Extract every line that contains the word "Charge".
══════
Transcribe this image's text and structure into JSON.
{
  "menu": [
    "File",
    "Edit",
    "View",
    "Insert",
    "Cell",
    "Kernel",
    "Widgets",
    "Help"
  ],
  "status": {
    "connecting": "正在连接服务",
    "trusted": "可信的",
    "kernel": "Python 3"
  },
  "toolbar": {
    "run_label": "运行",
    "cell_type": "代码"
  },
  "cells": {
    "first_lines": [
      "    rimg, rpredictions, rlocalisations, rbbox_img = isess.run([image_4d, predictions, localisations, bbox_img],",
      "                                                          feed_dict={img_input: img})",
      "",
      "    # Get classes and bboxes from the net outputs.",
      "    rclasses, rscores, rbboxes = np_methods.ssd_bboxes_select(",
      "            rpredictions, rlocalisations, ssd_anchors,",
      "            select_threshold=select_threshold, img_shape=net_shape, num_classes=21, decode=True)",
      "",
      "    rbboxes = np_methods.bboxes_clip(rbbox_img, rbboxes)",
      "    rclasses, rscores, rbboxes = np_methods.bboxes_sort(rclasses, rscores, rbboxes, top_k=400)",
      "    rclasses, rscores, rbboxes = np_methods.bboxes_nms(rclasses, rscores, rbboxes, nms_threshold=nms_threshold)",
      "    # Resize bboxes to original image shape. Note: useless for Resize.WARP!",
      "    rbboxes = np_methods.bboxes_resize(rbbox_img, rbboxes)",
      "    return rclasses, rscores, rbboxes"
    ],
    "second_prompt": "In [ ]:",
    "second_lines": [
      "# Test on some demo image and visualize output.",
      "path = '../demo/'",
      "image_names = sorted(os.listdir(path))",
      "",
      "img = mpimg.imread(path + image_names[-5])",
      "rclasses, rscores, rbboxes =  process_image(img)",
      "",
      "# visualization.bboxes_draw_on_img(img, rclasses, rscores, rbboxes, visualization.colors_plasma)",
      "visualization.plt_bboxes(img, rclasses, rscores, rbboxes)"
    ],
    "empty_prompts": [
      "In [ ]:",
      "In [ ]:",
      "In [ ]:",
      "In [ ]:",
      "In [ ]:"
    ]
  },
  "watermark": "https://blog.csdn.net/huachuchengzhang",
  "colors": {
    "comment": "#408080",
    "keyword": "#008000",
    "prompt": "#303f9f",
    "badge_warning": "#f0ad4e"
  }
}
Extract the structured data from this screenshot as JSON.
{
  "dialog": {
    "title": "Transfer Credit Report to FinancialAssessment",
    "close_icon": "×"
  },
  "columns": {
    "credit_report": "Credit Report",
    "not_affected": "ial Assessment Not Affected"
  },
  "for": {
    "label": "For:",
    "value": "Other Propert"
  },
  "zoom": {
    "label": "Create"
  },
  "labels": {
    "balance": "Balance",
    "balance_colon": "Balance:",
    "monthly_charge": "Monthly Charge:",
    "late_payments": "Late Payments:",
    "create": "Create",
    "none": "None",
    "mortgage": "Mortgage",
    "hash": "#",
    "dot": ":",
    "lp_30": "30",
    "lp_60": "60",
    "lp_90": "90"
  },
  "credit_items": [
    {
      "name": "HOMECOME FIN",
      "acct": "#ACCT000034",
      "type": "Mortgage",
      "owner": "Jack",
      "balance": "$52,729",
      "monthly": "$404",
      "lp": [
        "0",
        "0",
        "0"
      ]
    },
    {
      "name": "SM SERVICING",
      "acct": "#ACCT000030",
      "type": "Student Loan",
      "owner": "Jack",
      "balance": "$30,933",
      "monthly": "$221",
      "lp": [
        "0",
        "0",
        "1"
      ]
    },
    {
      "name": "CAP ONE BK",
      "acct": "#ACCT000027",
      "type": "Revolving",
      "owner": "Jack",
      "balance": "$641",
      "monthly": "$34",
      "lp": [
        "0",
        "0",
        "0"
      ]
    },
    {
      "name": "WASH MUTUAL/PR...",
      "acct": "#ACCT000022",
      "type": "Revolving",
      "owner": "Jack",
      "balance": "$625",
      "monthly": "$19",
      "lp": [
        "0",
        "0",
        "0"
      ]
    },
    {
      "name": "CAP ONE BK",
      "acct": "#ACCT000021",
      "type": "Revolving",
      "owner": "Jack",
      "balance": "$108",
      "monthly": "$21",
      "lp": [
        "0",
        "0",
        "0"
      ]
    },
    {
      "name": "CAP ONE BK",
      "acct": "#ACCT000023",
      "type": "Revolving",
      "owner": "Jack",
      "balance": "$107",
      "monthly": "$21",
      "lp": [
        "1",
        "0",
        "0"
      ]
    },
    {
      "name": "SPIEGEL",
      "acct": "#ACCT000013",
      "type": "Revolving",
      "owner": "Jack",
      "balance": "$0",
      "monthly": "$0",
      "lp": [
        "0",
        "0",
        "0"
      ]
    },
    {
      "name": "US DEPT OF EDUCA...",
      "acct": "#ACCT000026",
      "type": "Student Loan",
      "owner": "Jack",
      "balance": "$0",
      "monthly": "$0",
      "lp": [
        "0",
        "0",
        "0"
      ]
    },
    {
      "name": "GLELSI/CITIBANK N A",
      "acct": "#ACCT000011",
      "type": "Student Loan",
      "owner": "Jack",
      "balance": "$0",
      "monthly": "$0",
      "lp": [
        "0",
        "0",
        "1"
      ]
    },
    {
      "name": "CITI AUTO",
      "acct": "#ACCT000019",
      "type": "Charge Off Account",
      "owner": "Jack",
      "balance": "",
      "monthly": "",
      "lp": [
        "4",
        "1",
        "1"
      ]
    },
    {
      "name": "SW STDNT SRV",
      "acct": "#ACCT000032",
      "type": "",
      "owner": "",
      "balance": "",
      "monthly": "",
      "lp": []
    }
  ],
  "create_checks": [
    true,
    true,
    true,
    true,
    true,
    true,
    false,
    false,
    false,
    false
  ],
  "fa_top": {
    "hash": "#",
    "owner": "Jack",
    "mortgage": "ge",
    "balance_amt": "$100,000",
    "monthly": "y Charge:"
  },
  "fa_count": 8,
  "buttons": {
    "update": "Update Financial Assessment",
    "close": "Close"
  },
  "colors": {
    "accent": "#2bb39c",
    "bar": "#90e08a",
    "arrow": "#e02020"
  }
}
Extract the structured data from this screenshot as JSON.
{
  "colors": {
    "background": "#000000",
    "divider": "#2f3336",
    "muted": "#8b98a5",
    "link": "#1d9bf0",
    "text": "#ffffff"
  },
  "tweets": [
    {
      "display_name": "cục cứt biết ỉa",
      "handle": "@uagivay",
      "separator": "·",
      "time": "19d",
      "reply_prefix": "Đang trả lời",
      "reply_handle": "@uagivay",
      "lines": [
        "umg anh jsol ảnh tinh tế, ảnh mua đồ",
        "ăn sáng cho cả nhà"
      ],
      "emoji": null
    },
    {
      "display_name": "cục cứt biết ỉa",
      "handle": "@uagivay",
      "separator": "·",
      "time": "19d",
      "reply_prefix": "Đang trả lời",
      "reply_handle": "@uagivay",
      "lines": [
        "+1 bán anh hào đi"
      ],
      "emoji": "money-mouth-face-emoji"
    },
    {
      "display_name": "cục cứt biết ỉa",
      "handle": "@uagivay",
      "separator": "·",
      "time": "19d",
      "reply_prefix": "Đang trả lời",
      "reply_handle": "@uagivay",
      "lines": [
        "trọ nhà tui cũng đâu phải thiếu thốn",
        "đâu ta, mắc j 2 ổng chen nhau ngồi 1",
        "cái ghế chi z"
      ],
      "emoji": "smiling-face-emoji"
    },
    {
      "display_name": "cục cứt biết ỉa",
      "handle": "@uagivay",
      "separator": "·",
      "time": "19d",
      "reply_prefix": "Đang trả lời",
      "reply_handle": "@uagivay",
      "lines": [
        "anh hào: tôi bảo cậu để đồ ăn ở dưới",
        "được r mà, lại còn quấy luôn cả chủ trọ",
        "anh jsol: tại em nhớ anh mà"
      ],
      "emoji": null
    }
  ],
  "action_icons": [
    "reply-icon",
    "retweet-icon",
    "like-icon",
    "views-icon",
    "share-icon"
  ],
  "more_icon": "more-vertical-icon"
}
══════
Written answer:
    "monthly_charge": "Monthly Charge:",
      "type": "Charge Off Account",
    "monthly": "y Charge:"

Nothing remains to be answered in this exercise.